» Task brief:
Report, as a bare number, how many lines hold "text".

(Records excerpted from a collection)
>> begin
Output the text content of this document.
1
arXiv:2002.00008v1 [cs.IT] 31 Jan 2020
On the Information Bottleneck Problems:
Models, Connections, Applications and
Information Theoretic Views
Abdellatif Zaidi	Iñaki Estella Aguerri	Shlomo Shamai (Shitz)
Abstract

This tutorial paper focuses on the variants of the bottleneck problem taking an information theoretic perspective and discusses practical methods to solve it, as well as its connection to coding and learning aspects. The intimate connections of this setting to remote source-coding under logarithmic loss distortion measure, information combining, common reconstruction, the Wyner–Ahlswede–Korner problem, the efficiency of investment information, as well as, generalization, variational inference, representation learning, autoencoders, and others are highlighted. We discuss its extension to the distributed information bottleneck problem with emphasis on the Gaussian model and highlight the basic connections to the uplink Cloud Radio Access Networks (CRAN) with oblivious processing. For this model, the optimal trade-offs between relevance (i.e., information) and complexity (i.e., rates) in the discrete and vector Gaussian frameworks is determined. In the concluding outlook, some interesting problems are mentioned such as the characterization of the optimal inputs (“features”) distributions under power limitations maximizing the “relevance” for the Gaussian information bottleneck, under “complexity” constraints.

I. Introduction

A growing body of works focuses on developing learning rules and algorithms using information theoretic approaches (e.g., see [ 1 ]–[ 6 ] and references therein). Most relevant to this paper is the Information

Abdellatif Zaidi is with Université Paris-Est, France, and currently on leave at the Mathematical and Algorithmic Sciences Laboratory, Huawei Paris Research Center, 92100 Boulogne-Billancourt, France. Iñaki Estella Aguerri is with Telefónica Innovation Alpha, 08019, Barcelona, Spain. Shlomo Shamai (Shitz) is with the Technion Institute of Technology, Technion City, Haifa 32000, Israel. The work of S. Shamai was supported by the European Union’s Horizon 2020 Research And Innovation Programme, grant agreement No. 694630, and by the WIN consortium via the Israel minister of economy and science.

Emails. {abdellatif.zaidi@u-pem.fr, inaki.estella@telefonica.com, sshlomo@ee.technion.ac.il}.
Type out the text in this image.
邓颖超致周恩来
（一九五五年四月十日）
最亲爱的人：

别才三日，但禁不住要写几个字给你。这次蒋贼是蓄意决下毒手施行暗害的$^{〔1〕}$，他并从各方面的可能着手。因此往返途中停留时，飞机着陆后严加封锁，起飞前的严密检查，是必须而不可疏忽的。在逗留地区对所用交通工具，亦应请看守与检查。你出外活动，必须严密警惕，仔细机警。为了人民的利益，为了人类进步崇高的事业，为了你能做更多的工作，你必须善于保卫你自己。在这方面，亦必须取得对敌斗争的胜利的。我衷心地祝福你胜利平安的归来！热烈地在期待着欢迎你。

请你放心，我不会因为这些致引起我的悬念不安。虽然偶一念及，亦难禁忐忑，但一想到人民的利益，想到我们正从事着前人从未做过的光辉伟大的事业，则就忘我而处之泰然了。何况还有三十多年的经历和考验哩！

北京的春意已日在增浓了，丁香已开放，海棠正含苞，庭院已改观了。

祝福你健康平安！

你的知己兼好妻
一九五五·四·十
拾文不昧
>> end
» Result of this task:
2